[Stored data entries]

——

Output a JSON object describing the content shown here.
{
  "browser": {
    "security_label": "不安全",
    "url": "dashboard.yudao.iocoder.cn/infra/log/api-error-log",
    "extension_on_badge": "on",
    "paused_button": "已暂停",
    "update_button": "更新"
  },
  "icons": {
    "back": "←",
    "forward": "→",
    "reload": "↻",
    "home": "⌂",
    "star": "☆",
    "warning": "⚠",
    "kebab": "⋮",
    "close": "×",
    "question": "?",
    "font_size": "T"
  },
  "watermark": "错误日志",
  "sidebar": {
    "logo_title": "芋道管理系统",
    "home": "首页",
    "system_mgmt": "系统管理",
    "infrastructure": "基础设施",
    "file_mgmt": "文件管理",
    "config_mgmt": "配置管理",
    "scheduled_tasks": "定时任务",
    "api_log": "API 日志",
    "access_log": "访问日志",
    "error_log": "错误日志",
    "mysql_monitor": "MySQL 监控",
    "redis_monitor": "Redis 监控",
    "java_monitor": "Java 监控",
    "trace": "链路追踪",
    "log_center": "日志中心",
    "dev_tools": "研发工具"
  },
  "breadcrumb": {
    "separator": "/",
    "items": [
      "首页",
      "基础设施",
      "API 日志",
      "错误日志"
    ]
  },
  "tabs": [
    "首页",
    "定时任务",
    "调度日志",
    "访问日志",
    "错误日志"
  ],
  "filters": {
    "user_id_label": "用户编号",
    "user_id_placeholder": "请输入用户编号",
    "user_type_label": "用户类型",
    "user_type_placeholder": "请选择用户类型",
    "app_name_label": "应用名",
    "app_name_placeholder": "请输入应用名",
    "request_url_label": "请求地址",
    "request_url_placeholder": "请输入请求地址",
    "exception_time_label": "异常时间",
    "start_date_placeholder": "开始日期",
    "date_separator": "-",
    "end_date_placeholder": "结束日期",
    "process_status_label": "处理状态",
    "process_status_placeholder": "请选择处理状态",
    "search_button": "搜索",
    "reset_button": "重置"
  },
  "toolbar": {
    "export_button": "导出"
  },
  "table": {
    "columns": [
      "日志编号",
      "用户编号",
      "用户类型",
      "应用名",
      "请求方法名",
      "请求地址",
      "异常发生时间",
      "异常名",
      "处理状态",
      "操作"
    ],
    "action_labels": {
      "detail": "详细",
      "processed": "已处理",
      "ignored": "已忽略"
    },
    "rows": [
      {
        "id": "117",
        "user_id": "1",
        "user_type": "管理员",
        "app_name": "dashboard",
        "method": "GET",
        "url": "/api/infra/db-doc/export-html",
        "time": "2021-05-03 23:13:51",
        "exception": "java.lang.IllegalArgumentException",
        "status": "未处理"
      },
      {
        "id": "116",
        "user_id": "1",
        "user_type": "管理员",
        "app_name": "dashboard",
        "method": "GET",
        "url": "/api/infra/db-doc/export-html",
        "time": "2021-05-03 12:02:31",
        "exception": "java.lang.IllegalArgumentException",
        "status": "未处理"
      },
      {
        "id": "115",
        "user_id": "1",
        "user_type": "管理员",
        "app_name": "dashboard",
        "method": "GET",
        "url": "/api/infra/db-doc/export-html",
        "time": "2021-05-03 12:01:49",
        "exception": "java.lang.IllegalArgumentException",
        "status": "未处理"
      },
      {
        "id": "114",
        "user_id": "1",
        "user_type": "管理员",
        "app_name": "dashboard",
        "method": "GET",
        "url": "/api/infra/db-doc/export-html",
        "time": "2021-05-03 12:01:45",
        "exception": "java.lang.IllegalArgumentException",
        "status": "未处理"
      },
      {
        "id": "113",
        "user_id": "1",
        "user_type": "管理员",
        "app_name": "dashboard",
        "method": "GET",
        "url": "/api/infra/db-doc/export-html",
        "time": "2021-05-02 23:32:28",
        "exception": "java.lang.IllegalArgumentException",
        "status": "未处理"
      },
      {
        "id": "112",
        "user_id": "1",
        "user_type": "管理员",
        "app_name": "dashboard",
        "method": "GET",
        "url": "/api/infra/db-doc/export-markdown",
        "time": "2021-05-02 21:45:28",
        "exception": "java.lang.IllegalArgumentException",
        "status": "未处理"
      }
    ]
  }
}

——

=== INSTRUCTION ===
Copy every record exactly, with nothing added or dropped.

=== TASK ANSWER ===
Output a JSON object describing the content shown here.
{
  "browser": {
    "security_label": "不安全",
    "url": "dashboard.yudao.iocoder.cn/infra/log/api-error-log",
    "extension_on_badge": "on",
    "paused_button": "已暂停",
    "update_button": "更新"
  },
  "icons": {
    "back": "←",
    "forward": "→",
    "reload": "↻",
    "home": "⌂",
    "star": "☆",
    "warning": "⚠",
    "kebab": "⋮",
    "close": "×",
    "question": "?",
    "font_size": "T"
  },
  "watermark": "错误日志",
  "sidebar": {
    "logo_title": "芋道管理系统",
    "home": "首页",
    "system_mgmt": "系统管理",
    "infrastructure": "基础设施",
    "file_mgmt": "文件管理",
    "config_mgmt": "配置管理",
    "scheduled_tasks": "定时任务",
    "api_log": "API 日志",
    "access_log": "访问日志",
    "error_log": "错误日志",
    "mysql_monitor": "MySQL 监控",
    "redis_monitor": "Redis 监控",
    "java_monitor": "Java 监控",
    "trace": "链路追踪",
    "log_center": "日志中心",
    "dev_tools": "研发工具"
  },
  "breadcrumb": {
    "separator": "/",
    "items": [
      "首页",
      "基础设施",
      "API 日志",
      "错误日志"
    ]
  },
  "tabs": [
    "首页",
    "定时任务",
    "调度日志",
    "访问日志",
    "错误日志"
  ],
  "filters": {
    "user_id_label": "用户编号",
    "user_id_placeholder": "请输入用户编号",
    "user_type_label": "用户类型",
    "user_type_placeholder": "请选择用户类型",
    "app_name_label": "应用名",
    "app_name_placeholder": "请输入应用名",
    "request_url_label": "请求地址",
    "request_url_placeholder": "请输入请求地址",
    "exception_time_label": "异常时间",
    "start_date_placeholder": "开始日期",
    "date_separator": "-",
    "end_date_placeholder": "结束日期",
    "process_status_label": "处理状态",
    "process_status_placeholder": "请选择处理状态",
    "search_button": "搜索",
    "reset_button": "重置"
  },
  "toolbar": {
    "export_button": "导出"
  },
  "table": {
    "columns": [
      "日志编号",
      "用户编号",
      "用户类型",
      "应用名",
      "请求方法名",
      "请求地址",
      "异常发生时间",
      "异常名",
      "处理状态",
      "操作"
    ],
    "action_labels": {
      "detail": "详细",
      "processed": "已处理",
      "ignored": "已忽略"
    },
    "rows": [
      {
        "id": "117",
        "user_id": "1",
        "user_type": "管理员",
        "app_name": "dashboard",
        "method": "GET",
        "url": "/api/infra/db-doc/export-html",
        "time": "2021-05-03 23:13:51",
        "exception": "java.lang.IllegalArgumentException",
        "status": "未处理"
      },
      {
        "id": "116",
        "user_id": "1",
        "user_type": "管理员",
        "app_name": "dashboard",
        "method": "GET",
        "url": "/api/infra/db-doc/export-html",
        "time": "2021-05-03 12:02:31",
        "exception": "java.lang.IllegalArgumentException",
        "status": "未处理"
      },
      {
        "id": "115",
        "user_id": "1",
        "user_type": "管理员",
        "app_name": "dashboard",
        "method": "GET",
        "url": "/api/infra/db-doc/export-html",
        "time": "2021-05-03 12:01:49",
        "exception": "java.lang.IllegalArgumentException",
        "status": "未处理"
      },
      {
        "id": "114",
        "user_id": "1",
        "user_type": "管理员",
        "app_name": "dashboard",
        "method": "GET",
        "url": "/api/infra/db-doc/export-html",
        "time": "2021-05-03 12:01:45",
        "exception": "java.lang.IllegalArgumentException",
        "status": "未处理"
      },
      {
        "id": "113",
        "user_id": "1",
        "user_type": "管理员",
        "app_name": "dashboard",
        "method": "GET",
        "url": "/api/infra/db-doc/export-html",
        "time": "2021-05-02 23:32:28",
        "exception": "java.lang.IllegalArgumentException",
        "status": "未处理"
      },
      {
        "id": "112",
        "user_id": "1",
        "user_type": "管理员",
        "app_name": "dashboard",
        "method": "GET",
        "url": "/api/infra/db-doc/export-markdown",
        "time": "2021-05-02 21:45:28",
        "exception": "java.lang.IllegalArgumentException",
        "status": "未处理"
      }
    ]
  }
}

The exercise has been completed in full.